ねらい:
下の中国ひとり飯の記事を読み、次の問いに答えよ。
1. 筆者は何年間中国を旅しているか。
2. ひとり旅の食事の悩みとして箇条書きで挙げられている項目はいくつか。
3. 朝食の例として挙げられているメニューとその予算はどうか。

掲載本文:
================================

決定版!中国ひとり飯のすすめ ~朝昼晩おすすめメニュー&予算目安~

30年間中国を旅して、私が一番楽しみにしているのは、やっぱり食事です! 各地の安くて美味しいローカルフードは、旅の醍醐味そのもの。朝から晩まで、その土地ならではの味を求めて街を歩き回るのが私の旅のスタイルです。この記事では、一人旅でも安心して楽しめる食事の選び方から、おすすめのメニュー、気になる費用まで、私の体験をもとに詳しくご解説します。

ひとり旅の悩みは食事!

中国を旅していると、街角の屋台やローカル食堂の美味しそうな香りにひかれたり、見たことがないがすごくおいしそうな食べ物に遭遇します。でも、一人だと「何をどう注文すればいい?」、「周りは大皿料理ばかりだけど、一人分あるの?」と戸惑うことがあるでしょう。

旅先での食事ですが、ひとり旅では次のような悩みがあるでしょう。私自身もこのような悩みを経験します。

  • 飲食店が多すぎて、どこで食べればいいの?
  • 一人だとお店に気軽に入りにくいのではないか?
  • 食費は1日どれくらいの費用が必要か?
  • コスパよく、おいしい食事をしたい。

そんな「中国ひとり飯」初心者の方に向けて、このような悩みや疑問を解決できるように、中国旅行歴30年の旅のプロが一人でも安心できるおすすめの食事スタイルや飲食店選びのコツをまとめました。

食事の時間帯による予算目安

中国では食事をするのにおいくらするのか、どういったものを食べれるのか、参考として、私が実際に旅先で食べた事例をお知らせします。

  • 朝食 屋台やローカル食堂で豆乳+油条(3~5元)
  • 昼食 ローカル食堂で定食又は麺類(10~15元)

================================

保存データ:
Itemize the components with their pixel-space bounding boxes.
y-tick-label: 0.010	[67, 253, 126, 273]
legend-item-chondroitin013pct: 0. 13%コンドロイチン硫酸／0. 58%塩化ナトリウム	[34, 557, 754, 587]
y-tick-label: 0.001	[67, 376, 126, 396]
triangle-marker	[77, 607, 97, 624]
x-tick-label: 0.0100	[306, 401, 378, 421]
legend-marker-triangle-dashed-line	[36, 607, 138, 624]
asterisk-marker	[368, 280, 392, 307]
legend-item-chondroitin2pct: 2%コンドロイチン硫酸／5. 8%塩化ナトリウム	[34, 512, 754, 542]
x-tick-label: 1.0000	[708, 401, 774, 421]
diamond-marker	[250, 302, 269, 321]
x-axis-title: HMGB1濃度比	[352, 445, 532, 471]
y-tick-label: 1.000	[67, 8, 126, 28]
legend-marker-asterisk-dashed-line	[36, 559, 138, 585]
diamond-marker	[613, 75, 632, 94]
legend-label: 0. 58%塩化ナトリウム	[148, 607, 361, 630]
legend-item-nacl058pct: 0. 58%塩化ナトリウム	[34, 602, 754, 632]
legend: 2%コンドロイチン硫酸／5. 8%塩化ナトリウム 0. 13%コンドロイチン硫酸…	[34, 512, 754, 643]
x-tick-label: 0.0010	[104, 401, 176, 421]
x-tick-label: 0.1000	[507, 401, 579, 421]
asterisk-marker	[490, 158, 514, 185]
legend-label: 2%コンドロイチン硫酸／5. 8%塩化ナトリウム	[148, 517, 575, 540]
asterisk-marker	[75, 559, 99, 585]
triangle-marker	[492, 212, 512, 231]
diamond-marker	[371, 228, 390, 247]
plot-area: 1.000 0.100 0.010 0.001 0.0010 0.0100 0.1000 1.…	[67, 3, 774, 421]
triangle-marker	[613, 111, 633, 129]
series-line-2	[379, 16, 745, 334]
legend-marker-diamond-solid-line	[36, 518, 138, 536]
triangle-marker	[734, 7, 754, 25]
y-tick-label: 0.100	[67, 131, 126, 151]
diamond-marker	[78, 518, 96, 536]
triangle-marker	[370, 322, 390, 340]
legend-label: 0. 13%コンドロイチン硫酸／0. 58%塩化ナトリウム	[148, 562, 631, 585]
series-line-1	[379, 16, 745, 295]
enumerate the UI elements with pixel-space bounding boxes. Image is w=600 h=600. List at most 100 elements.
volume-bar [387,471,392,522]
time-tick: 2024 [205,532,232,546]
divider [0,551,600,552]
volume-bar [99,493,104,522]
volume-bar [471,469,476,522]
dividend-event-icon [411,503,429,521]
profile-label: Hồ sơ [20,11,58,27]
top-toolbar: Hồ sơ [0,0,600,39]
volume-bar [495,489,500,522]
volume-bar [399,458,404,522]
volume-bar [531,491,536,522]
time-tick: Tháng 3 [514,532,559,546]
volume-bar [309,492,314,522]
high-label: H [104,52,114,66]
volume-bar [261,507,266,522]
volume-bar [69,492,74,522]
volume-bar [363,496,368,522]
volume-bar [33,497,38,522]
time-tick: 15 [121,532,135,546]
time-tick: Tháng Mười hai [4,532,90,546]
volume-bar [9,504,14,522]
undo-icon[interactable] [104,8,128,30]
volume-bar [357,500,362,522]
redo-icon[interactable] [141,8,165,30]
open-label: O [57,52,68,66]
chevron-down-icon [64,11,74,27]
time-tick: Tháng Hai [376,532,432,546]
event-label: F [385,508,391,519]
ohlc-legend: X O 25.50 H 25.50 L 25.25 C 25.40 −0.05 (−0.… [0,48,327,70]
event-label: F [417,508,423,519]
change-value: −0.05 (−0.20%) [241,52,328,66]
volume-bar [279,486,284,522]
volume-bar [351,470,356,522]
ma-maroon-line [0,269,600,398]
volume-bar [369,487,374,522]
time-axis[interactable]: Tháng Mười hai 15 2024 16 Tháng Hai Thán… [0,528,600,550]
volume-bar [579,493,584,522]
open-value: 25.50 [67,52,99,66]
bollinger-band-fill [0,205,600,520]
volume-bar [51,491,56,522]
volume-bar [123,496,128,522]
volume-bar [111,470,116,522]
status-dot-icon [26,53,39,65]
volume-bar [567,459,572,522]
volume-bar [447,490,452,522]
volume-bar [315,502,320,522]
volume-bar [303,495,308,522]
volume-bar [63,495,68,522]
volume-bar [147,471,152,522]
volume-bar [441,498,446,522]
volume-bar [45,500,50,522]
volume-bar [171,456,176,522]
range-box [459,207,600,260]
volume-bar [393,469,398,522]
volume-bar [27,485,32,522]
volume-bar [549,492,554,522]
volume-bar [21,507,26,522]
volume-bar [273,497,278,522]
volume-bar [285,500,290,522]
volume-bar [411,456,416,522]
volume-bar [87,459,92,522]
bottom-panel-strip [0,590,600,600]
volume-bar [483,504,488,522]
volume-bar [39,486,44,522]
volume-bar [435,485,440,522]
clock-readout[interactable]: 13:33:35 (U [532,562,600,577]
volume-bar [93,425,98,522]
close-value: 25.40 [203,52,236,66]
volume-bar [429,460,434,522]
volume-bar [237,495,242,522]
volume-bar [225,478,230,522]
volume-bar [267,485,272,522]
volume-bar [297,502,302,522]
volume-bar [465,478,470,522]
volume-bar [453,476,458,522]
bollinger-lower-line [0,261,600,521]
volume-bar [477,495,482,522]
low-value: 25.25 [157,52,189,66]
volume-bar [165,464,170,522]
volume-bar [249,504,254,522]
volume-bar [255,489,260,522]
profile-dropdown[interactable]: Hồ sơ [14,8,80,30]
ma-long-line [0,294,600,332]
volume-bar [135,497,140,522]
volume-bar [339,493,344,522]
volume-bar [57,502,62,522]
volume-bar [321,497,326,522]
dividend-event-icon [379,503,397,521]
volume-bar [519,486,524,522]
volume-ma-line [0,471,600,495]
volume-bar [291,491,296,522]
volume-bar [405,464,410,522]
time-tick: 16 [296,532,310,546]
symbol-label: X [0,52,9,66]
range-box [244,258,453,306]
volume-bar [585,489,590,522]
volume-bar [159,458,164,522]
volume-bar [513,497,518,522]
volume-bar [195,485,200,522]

================================

演習の解答:
1. 30年間
2. 4つ
3. 屋台やローカル食堂での豆乳+油条で、予算は3~5元